### What you need to do
Search the records for the word "amount" and report each line that has it.

### Material for this task
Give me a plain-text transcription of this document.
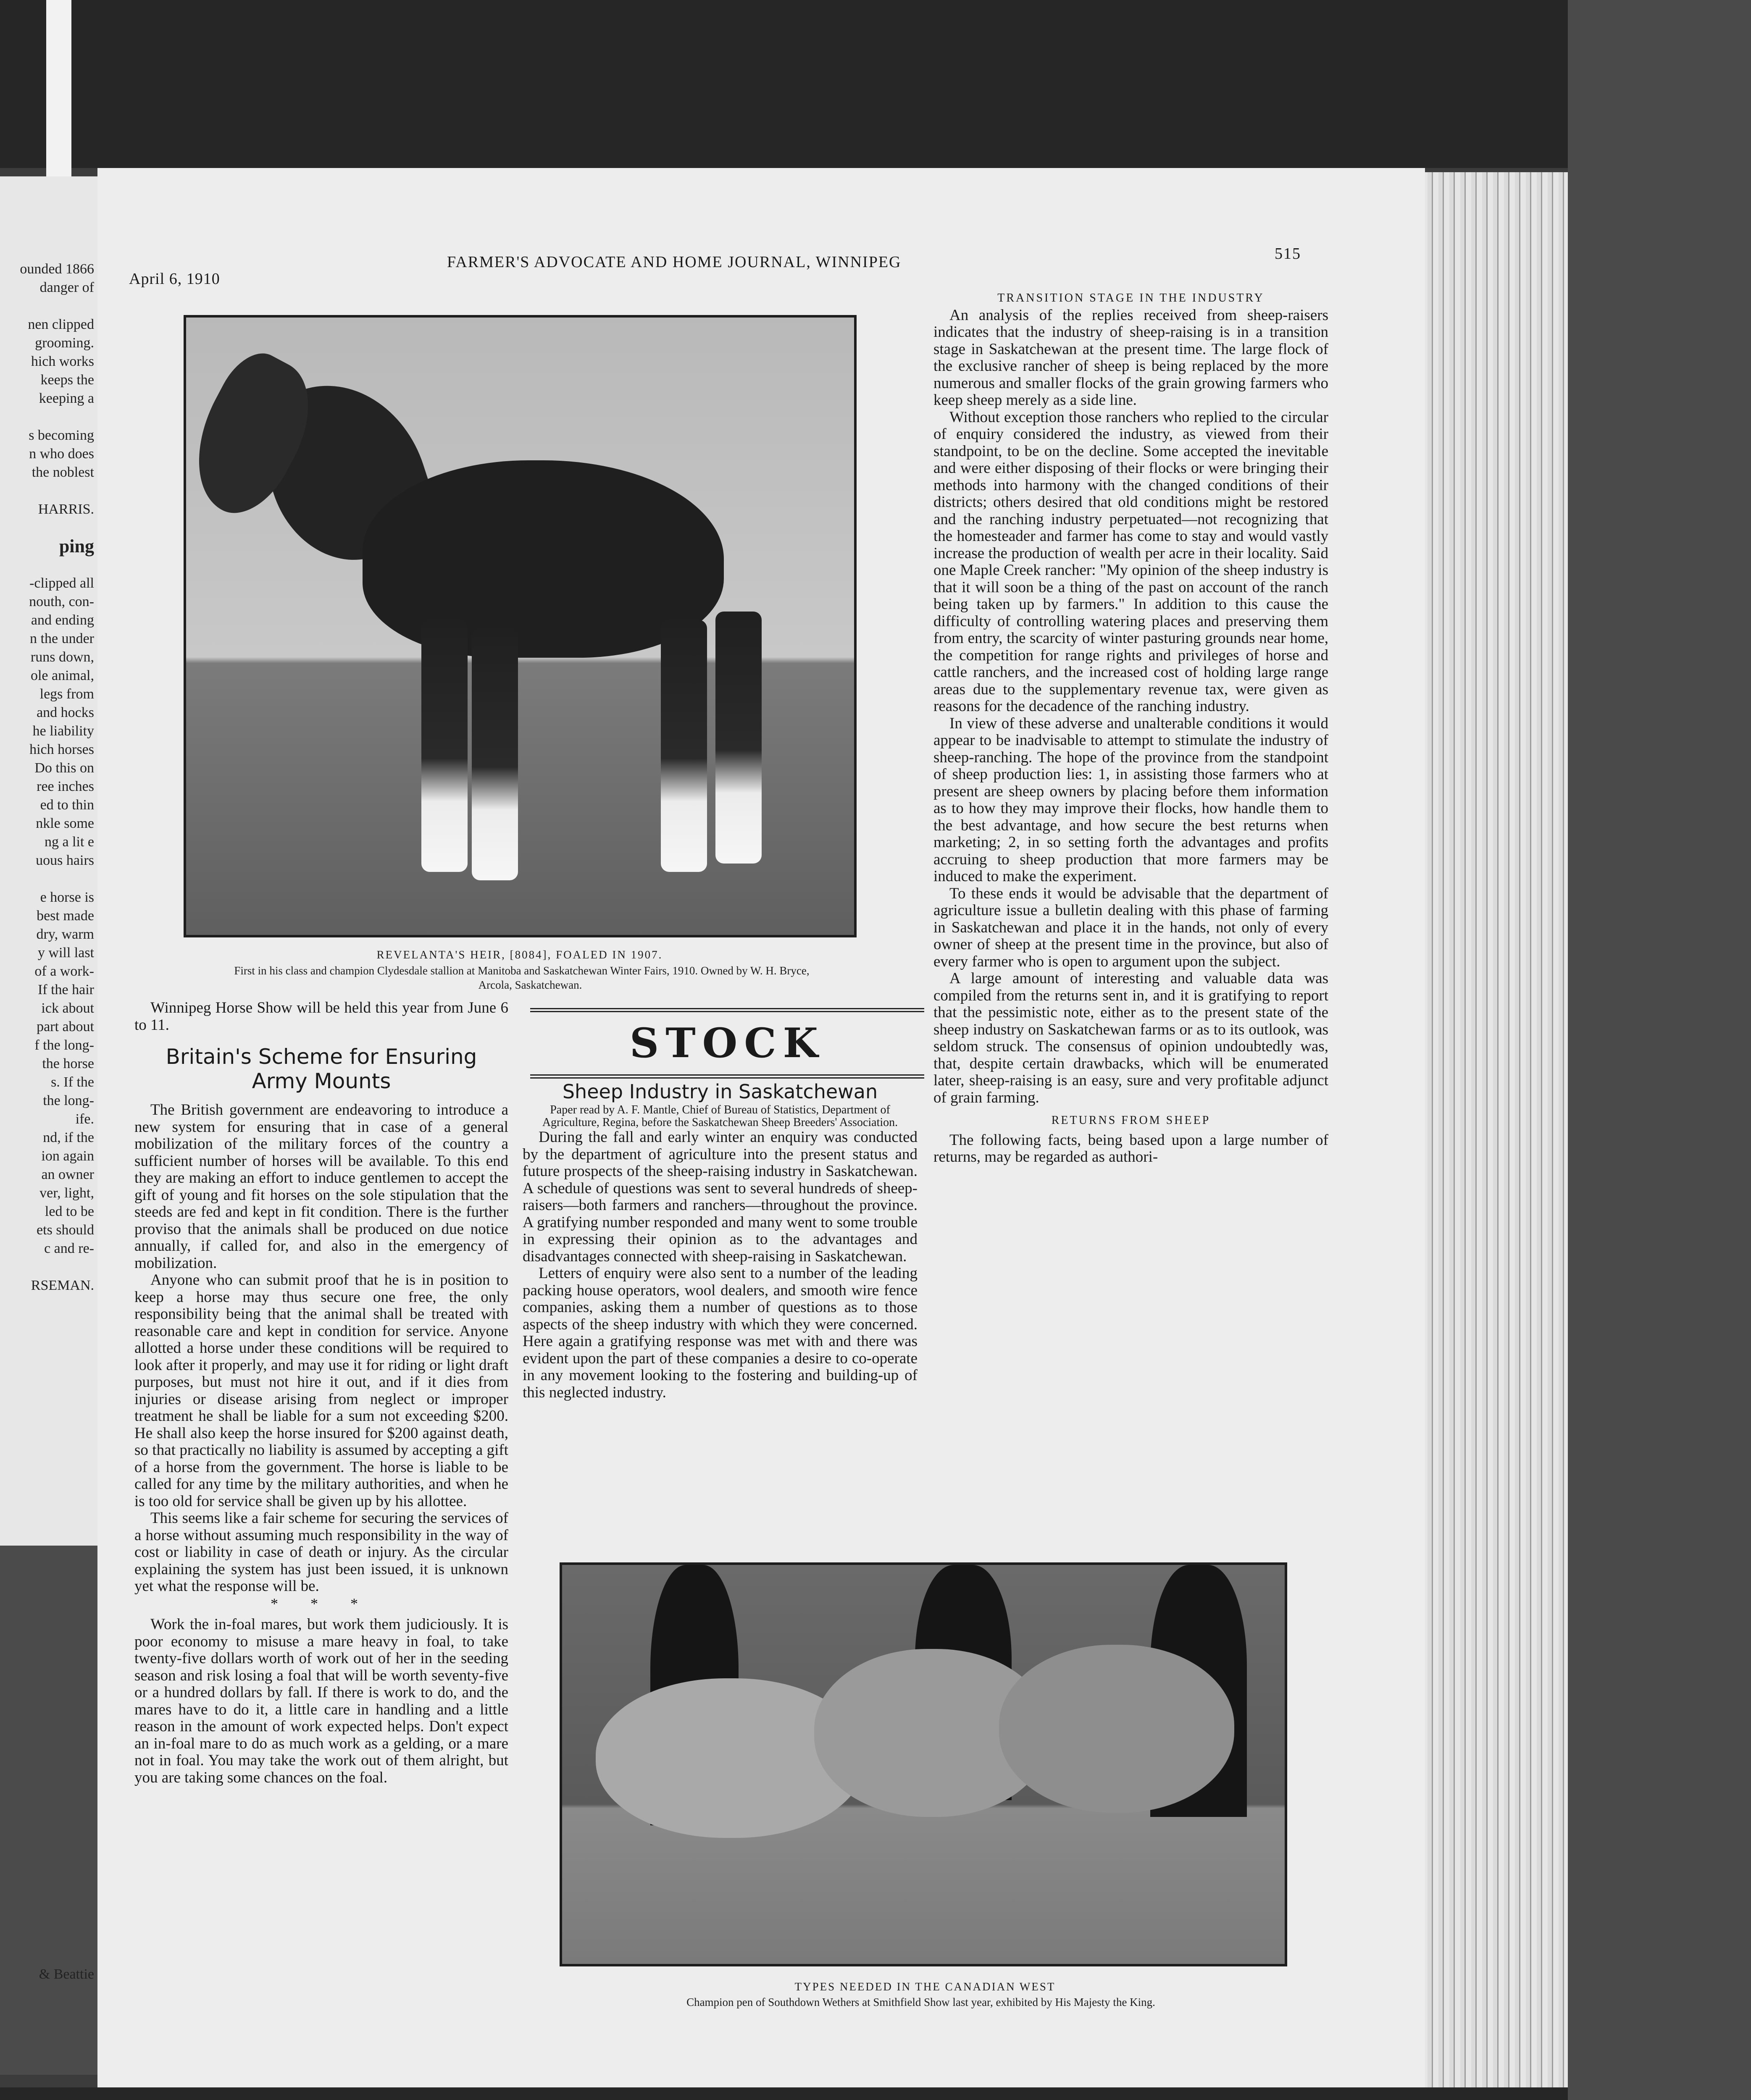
& Beattie
ounded 1866
danger of
nen clipped
grooming.
hich works
keeps the
keeping a
s becoming
n who does
the noblest
HARRIS.
ping
-clipped all
nouth, con-
and ending
n the under
runs down,
ole animal,
legs from
and hocks
he liability
hich horses
Do this on
ree inches
ed to thin
nkle some
ng a lit e
uous hairs
e horse is
best made
dry, warm
y will last
of a work-
If the hair
ick about
part about
f the long-
the horse
s. If the
the long-
ife.
nd, if the
ion again
an owner
ver, light,
led to be
ets should
c and re-
RSEMAN.
April 6, 1910
FARMER'S ADVOCATE AND HOME JOURNAL, WINNIPEG	515
REVELANTA'S HEIR, [8084], FOALED IN 1907.
First in his class and champion Clydesdale stallion at Manitoba and Saskatchewan Winter Fairs, 1910. Owned by W. H. Bryce,
Arcola, Saskatchewan.

Winnipeg Horse Show will be held this year from June 6 to 11.

Britain's Scheme for Ensuring Army Mounts

The British government are endeavoring to introduce a new system for ensuring that in case of a general mobilization of the military forces of the country a sufficient number of horses will be available. To this end they are making an effort to induce gentlemen to accept the gift of young and fit horses on the sole stipulation that the steeds are fed and kept in fit condition. There is the further proviso that the animals shall be produced on due notice annually, if called for, and also in the emergency of mobilization.

Anyone who can submit proof that he is in position to keep a horse may thus secure one free, the only responsibility being that the animal shall be treated with reasonable care and kept in condition for service. Anyone allotted a horse under these conditions will be required to look after it properly, and may use it for riding or light draft purposes, but must not hire it out, and if it dies from injuries or disease arising from neglect or improper treatment he shall be liable for a sum not exceeding $200. He shall also keep the horse insured for $200 against death, so that practically no liability is assumed by accepting a gift of a horse from the government. The horse is liable to be called for any time by the military authorities, and when he is too old for service shall be given up by his allottee.

This seems like a fair scheme for securing the services of a horse without assuming much responsibility in the way of cost or liability in case of death or injury. As the circular explaining the system has just been issued, it is unknown yet what the response will be.

* * *

Work the in-foal mares, but work them judiciously. It is poor economy to misuse a mare heavy in foal, to take twenty-five dollars worth of work out of her in the seeding season and risk losing a foal that will be worth seventy-five or a hundred dollars by fall. If there is work to do, and the mares have to do it, a little care in handling and a little reason in the amount of work expected helps. Don't expect an in-foal mare to do as much work as a gelding, or a mare not in foal. You may take the work out of them alright, but you are taking some chances on the foal.

STOCK

Sheep Industry in Saskatchewan

Paper read by A. F. Mantle, Chief of Bureau of Statistics, Department of Agriculture, Regina, before the Saskatchewan Sheep Breeders' Association.

During the fall and early winter an enquiry was conducted by the department of agriculture into the present status and future prospects of the sheep-raising industry in Saskatchewan. A schedule of questions was sent to several hundreds of sheep-raisers—both farmers and ranchers—throughout the province. A gratifying number responded and many went to some trouble in expressing their opinion as to the advantages and disadvantages connected with sheep-raising in Saskatchewan.

Letters of enquiry were also sent to a number of the leading packing house operators, wool dealers, and smooth wire fence companies, asking them a number of questions as to those aspects of the sheep industry with which they were concerned. Here again a gratifying response was met with and there was evident upon the part of these companies a desire to co-operate in any movement looking to the fostering and building-up of this neglected industry.

TRANSITION STAGE IN THE INDUSTRY

An analysis of the replies received from sheep-raisers indicates that the industry of sheep-raising is in a transition stage in Saskatchewan at the present time. The large flock of the exclusive rancher of sheep is being replaced by the more numerous and smaller flocks of the grain growing farmers who keep sheep merely as a side line.

Without exception those ranchers who replied to the circular of enquiry considered the industry, as viewed from their standpoint, to be on the decline. Some accepted the inevitable and were either disposing of their flocks or were bringing their methods into harmony with the changed conditions of their districts; others desired that old conditions might be restored and the ranching industry perpetuated—not recognizing that the homesteader and farmer has come to stay and would vastly increase the production of wealth per acre in their locality. Said one Maple Creek rancher: "My opinion of the sheep industry is that it will soon be a thing of the past on account of the ranch being taken up by farmers." In addition to this cause the difficulty of controlling watering places and preserving them from entry, the scarcity of winter pasturing grounds near home, the competition for range rights and privileges of horse and cattle ranchers, and the increased cost of holding large range areas due to the supplementary revenue tax, were given as reasons for the decadence of the ranching industry.

In view of these adverse and unalterable conditions it would appear to be inadvisable to attempt to stimulate the industry of sheep-ranching. The hope of the province from the standpoint of sheep production lies: 1, in assisting those farmers who at present are sheep owners by placing before them information as to how they may improve their flocks, how handle them to the best advantage, and how secure the best returns when marketing; 2, in so setting forth the advantages and profits accruing to sheep production that more farmers may be induced to make the experiment.

To these ends it would be advisable that the department of agriculture issue a bulletin dealing with this phase of farming in Saskatchewan and place it in the hands, not only of every owner of sheep at the present time in the province, but also of every farmer who is open to argument upon the subject.

A large amount of interesting and valuable data was compiled from the returns sent in, and it is gratifying to report that the pessimistic note, either as to the present state of the sheep industry on Saskatchewan farms or as to its outlook, was seldom struck. The consensus of opinion undoubtedly was, that, despite certain drawbacks, which will be enumerated later, sheep-raising is an easy, sure and very profitable adjunct of grain farming.

RETURNS FROM SHEEP

The following facts, being based upon a large number of returns, may be regarded as authori-

TYPES NEEDED IN THE CANADIAN WEST
Champion pen of Southdown Wethers at Smithfield Show last year, exhibited by His Majesty the King.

### Response
Work the in-foal mares, but work them judiciously. It is poor economy to misuse a mare heavy in foal, to take twenty-five dollars worth of work out of her in the seeding season and risk losing a foal that will be worth seventy-five or a hundred dollars by fall. If there is work to do, and the mares have to do it, a little care in handling and a little reason in the amount of work expected helps. Don't expect an in-foal mare to do as much work as a gelding, or a mare not in foal. You may take the work out of them alright, but you are taking some chances on the foal.
A large amount of interesting and valuable data was compiled from the returns sent in, and it is gratifying to report that the pessimistic note, either as to the present state of the sheep industry on Saskatchewan farms or as to its outlook, was seldom struck. The consensus of opinion undoubtedly was, that, despite certain drawbacks, which will be enumerated later, sheep-raising is an easy, sure and very profitable adjunct of grain farming.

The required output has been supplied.